#### GIVEN PROBLEM
Reproduce the whole listing, character for character.

#### LISTED ENTRIES
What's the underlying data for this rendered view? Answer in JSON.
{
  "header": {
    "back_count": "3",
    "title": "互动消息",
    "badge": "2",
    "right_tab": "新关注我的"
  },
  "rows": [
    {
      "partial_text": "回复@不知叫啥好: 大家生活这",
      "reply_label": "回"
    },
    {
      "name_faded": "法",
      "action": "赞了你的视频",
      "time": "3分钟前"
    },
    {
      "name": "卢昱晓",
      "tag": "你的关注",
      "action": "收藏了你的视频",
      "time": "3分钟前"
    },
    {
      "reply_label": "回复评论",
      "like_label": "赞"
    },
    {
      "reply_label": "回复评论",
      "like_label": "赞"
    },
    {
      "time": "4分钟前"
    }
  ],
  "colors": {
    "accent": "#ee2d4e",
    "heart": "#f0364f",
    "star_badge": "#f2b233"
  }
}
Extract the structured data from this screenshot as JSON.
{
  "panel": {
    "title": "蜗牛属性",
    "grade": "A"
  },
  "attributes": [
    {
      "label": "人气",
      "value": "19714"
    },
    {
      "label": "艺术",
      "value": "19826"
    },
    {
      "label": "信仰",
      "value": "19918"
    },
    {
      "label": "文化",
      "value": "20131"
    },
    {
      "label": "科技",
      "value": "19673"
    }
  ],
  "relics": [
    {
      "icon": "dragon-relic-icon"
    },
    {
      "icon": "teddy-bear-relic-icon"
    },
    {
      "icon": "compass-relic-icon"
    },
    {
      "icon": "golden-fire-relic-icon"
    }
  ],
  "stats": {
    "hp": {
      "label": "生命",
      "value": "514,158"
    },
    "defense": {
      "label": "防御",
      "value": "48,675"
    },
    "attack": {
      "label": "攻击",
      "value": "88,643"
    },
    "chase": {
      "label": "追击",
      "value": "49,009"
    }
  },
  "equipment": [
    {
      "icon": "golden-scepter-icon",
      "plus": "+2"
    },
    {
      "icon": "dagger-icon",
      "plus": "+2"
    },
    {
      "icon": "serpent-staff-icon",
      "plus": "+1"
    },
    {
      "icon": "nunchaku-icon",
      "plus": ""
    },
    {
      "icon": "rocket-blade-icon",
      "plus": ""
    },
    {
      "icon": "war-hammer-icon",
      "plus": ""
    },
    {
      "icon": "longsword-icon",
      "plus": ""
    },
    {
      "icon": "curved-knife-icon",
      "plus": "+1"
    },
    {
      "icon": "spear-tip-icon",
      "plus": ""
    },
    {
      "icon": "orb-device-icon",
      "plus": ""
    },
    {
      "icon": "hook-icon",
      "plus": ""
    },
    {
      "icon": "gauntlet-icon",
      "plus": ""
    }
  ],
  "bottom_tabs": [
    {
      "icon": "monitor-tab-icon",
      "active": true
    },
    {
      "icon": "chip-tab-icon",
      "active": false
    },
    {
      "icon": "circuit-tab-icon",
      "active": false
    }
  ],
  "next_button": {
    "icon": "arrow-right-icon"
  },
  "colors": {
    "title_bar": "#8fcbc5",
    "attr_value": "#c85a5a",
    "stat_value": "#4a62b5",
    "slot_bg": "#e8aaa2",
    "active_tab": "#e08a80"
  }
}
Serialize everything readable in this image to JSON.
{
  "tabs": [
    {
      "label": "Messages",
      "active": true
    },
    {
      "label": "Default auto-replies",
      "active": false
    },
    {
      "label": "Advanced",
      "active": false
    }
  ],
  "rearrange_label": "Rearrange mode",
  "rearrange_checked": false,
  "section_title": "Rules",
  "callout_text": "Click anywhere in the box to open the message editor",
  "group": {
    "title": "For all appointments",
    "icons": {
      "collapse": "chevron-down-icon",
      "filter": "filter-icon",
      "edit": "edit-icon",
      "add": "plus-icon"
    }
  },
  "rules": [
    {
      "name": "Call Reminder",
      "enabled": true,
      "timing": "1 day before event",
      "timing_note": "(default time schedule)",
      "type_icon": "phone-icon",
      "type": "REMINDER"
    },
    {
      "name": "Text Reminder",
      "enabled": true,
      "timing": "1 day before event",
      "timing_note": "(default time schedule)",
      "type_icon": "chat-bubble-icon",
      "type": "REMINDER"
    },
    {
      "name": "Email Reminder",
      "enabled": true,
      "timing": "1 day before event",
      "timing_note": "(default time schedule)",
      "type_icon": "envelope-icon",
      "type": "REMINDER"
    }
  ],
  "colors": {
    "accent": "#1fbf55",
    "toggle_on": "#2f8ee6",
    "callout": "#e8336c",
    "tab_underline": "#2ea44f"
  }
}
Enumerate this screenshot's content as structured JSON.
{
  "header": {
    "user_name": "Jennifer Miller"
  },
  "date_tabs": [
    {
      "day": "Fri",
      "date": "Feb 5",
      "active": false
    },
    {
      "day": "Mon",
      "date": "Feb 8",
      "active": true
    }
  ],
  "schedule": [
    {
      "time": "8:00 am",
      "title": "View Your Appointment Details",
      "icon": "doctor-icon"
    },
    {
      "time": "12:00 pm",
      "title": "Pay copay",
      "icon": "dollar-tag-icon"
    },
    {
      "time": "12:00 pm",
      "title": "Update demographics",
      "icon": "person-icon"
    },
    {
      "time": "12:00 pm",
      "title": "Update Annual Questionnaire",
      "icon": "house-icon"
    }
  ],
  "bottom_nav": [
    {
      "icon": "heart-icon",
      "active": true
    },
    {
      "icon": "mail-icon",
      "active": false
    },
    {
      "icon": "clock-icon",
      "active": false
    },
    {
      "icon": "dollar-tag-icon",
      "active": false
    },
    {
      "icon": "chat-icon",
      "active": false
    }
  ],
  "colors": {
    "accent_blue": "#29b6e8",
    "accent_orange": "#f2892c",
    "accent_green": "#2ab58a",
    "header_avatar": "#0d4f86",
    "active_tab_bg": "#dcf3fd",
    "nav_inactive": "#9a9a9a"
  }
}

#### SOLUTION TO THIS PROBLEM
What's the underlying data for this rendered view? Answer in JSON.
{
  "header": {
    "back_count": "3",
    "title": "互动消息",
    "badge": "2",
    "right_tab": "新关注我的"
  },
  "rows": [
    {
      "partial_text": "回复@不知叫啥好: 大家生活这",
      "reply_label": "回"
    },
    {
      "name_faded": "法",
      "action": "赞了你的视频",
      "time": "3分钟前"
    },
    {
      "name": "卢昱晓",
      "tag": "你的关注",
      "action": "收藏了你的视频",
      "time": "3分钟前"
    },
    {
      "reply_label": "回复评论",
      "like_label": "赞"
    },
    {
      "reply_label": "回复评论",
      "like_label": "赞"
    },
    {
      "time": "4分钟前"
    }
  ],
  "colors": {
    "accent": "#ee2d4e",
    "heart": "#f0364f",
    "star_badge": "#f2b233"
  }
}
Extract the structured data from this screenshot as JSON.
{
  "panel": {
    "title": "蜗牛属性",
    "grade": "A"
  },
  "attributes": [
    {
      "label": "人气",
      "value": "19714"
    },
    {
      "label": "艺术",
      "value": "19826"
    },
    {
      "label": "信仰",
      "value": "19918"
    },
    {
      "label": "文化",
      "value": "20131"
    },
    {
      "label": "科技",
      "value": "19673"
    }
  ],
  "relics": [
    {
      "icon": "dragon-relic-icon"
    },
    {
      "icon": "teddy-bear-relic-icon"
    },
    {
      "icon": "compass-relic-icon"
    },
    {
      "icon": "golden-fire-relic-icon"
    }
  ],
  "stats": {
    "hp": {
      "label": "生命",
      "value": "514,158"
    },
    "defense": {
      "label": "防御",
      "value": "48,675"
    },
    "attack": {
      "label": "攻击",
      "value": "88,643"
    },
    "chase": {
      "label": "追击",
      "value": "49,009"
    }
  },
  "equipment": [
    {
      "icon": "golden-scepter-icon",
      "plus": "+2"
    },
    {
      "icon": "dagger-icon",
      "plus": "+2"
    },
    {
      "icon": "serpent-staff-icon",
      "plus": "+1"
    },
    {
      "icon": "nunchaku-icon",
      "plus": ""
    },
    {
      "icon": "rocket-blade-icon",
      "plus": ""
    },
    {
      "icon": "war-hammer-icon",
      "plus": ""
    },
    {
      "icon": "longsword-icon",
      "plus": ""
    },
    {
      "icon": "curved-knife-icon",
      "plus": "+1"
    },
    {
      "icon": "spear-tip-icon",
      "plus": ""
    },
    {
      "icon": "orb-device-icon",
      "plus": ""
    },
    {
      "icon": "hook-icon",
      "plus": ""
    },
    {
      "icon": "gauntlet-icon",
      "plus": ""
    }
  ],
  "bottom_tabs": [
    {
      "icon": "monitor-tab-icon",
      "active": true
    },
    {
      "icon": "chip-tab-icon",
      "active": false
    },
    {
      "icon": "circuit-tab-icon",
      "active": false
    }
  ],
  "next_button": {
    "icon": "arrow-right-icon"
  },
  "colors": {
    "title_bar": "#8fcbc5",
    "attr_value": "#c85a5a",
    "stat_value": "#4a62b5",
    "slot_bg": "#e8aaa2",
    "active_tab": "#e08a80"
  }
}
Serialize everything readable in this image to JSON.
{
  "tabs": [
    {
      "label": "Messages",
      "active": true
    },
    {
      "label": "Default auto-replies",
      "active": false
    },
    {
      "label": "Advanced",
      "active": false
    }
  ],
  "rearrange_label": "Rearrange mode",
  "rearrange_checked": false,
  "section_title": "Rules",
  "callout_text": "Click anywhere in the box to open the message editor",
  "group": {
    "title": "For all appointments",
    "icons": {
      "collapse": "chevron-down-icon",
      "filter": "filter-icon",
      "edit": "edit-icon",
      "add": "plus-icon"
    }
  },
  "rules": [
    {
      "name": "Call Reminder",
      "enabled": true,
      "timing": "1 day before event",
      "timing_note": "(default time schedule)",
      "type_icon": "phone-icon",
      "type": "REMINDER"
    },
    {
      "name": "Text Reminder",
      "enabled": true,
      "timing": "1 day before event",
      "timing_note": "(default time schedule)",
      "type_icon": "chat-bubble-icon",
      "type": "REMINDER"
    },
    {
      "name": "Email Reminder",
      "enabled": true,
      "timing": "1 day before event",
      "timing_note": "(default time schedule)",
      "type_icon": "envelope-icon",
      "type": "REMINDER"
    }
  ],
  "colors": {
    "accent": "#1fbf55",
    "toggle_on": "#2f8ee6",
    "callout": "#e8336c",
    "tab_underline": "#2ea44f"
  }
}
Enumerate this screenshot's content as structured JSON.
{
  "header": {
    "user_name": "Jennifer Miller"
  },
  "date_tabs": [
    {
      "day": "Fri",
      "date": "Feb 5",
      "active": false
    },
    {
      "day": "Mon",
      "date": "Feb 8",
      "active": true
    }
  ],
  "schedule": [
    {
      "time": "8:00 am",
      "title": "View Your Appointment Details",
      "icon": "doctor-icon"
    },
    {
      "time": "12:00 pm",
      "title": "Pay copay",
      "icon": "dollar-tag-icon"
    },
    {
      "time": "12:00 pm",
      "title": "Update demographics",
      "icon": "person-icon"
    },
    {
      "time": "12:00 pm",
      "title": "Update Annual Questionnaire",
      "icon": "house-icon"
    }
  ],
  "bottom_nav": [
    {
      "icon": "heart-icon",
      "active": true
    },
    {
      "icon": "mail-icon",
      "active": false
    },
    {
      "icon": "clock-icon",
      "active": false
    },
    {
      "icon": "dollar-tag-icon",
      "active": false
    },
    {
      "icon": "chat-icon",
      "active": false
    }
  ],
  "colors": {
    "accent_blue": "#29b6e8",
    "accent_orange": "#f2892c",
    "accent_green": "#2ab58a",
    "header_avatar": "#0d4f86",
    "active_tab_bg": "#dcf3fd",
    "nav_inactive": "#9a9a9a"
  }
}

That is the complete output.